Collected data entries |

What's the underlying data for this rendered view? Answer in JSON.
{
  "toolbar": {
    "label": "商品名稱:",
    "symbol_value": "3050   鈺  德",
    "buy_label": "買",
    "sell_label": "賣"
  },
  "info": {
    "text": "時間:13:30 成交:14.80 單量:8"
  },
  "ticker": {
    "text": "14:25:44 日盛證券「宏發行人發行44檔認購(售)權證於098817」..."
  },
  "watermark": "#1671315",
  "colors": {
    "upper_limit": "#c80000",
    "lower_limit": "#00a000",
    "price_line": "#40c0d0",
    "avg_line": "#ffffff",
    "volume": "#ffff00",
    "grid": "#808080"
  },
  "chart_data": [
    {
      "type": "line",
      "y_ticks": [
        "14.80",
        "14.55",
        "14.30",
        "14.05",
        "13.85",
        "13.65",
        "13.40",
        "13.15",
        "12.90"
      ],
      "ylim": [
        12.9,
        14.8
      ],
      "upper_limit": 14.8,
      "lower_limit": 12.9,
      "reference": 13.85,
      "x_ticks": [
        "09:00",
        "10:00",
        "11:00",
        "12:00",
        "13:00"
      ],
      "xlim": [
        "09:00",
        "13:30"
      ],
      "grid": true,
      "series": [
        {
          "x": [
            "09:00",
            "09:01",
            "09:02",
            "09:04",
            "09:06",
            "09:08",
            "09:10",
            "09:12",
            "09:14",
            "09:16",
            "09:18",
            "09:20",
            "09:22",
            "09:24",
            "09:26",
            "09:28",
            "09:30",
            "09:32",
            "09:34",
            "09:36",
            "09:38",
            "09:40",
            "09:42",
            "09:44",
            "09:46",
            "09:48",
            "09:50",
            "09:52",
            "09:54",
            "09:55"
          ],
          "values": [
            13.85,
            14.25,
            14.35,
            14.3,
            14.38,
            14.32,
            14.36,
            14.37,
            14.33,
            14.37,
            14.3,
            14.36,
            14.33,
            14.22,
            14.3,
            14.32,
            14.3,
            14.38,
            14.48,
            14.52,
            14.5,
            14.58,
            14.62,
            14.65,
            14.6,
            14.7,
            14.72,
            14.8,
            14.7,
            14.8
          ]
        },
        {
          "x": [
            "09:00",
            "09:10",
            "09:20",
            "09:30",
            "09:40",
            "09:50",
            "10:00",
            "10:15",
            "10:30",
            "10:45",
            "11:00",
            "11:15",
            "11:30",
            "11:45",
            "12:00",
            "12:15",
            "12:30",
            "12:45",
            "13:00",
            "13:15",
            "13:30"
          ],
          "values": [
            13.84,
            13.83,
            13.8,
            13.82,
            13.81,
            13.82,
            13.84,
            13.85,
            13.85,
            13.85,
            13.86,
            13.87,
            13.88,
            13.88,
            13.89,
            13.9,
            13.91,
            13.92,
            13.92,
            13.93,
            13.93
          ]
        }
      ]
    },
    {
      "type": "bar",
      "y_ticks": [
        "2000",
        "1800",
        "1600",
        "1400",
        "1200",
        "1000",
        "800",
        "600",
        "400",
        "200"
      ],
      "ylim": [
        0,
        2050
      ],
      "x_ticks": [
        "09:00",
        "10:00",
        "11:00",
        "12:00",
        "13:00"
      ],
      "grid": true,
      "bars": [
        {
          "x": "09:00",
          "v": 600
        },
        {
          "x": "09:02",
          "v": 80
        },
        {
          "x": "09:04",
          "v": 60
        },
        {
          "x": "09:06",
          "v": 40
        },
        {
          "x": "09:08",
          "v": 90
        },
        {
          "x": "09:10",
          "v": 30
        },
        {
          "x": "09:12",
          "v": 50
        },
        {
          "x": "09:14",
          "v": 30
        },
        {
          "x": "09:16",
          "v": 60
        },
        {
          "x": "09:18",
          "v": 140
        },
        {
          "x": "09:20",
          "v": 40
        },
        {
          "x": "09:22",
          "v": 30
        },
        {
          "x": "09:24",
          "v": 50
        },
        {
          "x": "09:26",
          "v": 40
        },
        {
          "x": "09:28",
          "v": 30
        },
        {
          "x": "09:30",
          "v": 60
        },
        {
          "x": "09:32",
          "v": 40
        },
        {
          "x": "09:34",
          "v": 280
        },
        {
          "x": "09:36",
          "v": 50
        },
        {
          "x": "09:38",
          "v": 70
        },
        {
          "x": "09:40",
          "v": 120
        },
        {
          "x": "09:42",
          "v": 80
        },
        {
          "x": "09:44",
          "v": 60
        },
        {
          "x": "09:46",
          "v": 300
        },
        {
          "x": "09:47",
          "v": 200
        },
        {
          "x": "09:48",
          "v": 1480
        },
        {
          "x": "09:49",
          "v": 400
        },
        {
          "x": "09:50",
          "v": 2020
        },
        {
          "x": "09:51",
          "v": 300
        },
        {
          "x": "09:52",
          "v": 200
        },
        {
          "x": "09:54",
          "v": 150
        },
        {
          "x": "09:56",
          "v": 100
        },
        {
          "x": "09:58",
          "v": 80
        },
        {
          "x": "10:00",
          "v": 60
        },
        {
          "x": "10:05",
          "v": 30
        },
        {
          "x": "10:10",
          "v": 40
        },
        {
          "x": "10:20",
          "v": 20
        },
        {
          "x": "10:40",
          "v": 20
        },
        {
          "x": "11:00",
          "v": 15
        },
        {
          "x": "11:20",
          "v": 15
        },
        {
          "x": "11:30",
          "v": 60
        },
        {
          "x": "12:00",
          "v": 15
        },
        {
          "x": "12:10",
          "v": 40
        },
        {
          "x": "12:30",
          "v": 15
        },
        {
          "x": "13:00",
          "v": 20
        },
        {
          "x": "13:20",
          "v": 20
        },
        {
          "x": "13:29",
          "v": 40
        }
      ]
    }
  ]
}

---

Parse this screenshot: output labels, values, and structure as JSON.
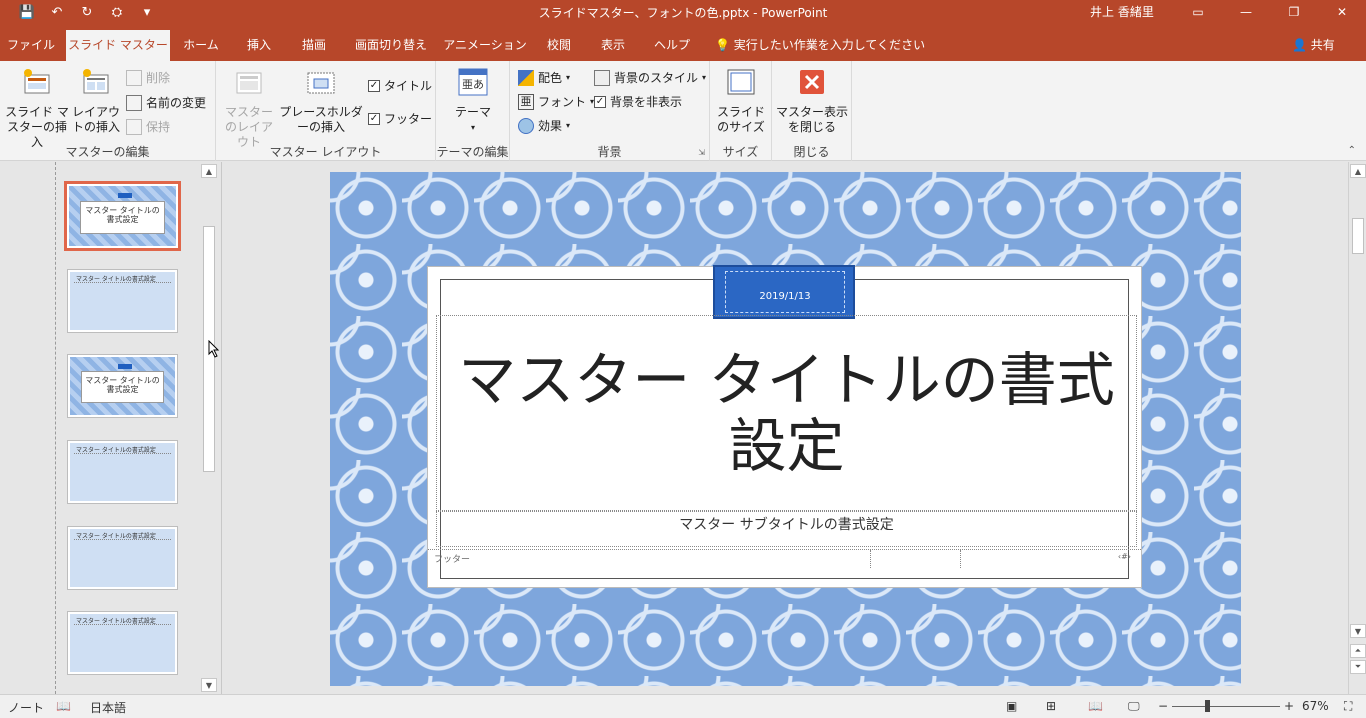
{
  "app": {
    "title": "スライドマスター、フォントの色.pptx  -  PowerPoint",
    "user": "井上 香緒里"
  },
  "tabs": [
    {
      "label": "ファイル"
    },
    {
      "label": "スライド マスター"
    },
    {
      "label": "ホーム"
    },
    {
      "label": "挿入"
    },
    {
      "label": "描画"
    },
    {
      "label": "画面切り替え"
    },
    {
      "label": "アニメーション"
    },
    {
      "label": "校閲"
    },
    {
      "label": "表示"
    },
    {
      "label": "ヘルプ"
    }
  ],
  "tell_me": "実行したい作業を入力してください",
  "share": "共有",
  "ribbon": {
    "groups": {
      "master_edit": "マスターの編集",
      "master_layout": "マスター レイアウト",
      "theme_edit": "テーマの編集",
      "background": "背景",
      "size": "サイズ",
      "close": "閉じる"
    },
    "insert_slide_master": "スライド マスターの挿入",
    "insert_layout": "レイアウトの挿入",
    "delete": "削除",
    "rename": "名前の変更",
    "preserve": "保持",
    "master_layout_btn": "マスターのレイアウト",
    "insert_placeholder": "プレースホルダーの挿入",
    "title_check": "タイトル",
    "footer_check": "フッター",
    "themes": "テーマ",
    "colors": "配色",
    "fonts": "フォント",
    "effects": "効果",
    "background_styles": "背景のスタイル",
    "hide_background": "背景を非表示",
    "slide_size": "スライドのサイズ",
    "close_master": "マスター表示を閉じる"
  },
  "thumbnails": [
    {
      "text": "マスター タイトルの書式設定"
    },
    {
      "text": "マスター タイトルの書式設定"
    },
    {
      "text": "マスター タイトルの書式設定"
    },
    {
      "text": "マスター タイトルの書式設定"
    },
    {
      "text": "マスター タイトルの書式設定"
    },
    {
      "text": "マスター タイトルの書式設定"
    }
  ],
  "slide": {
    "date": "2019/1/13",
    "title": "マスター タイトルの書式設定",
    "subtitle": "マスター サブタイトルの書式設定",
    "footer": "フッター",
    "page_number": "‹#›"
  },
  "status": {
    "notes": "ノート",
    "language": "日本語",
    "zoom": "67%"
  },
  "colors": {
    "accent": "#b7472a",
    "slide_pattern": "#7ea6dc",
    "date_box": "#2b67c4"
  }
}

WORK TO COMPLETE | Copy out every line of the listing that includes the string "this".

REPLY TO THE EXERCISE |
What's the underlying data for this rendered view? Answer in JSON.
Parse this screenshot: output labels, values, and structure as JSON.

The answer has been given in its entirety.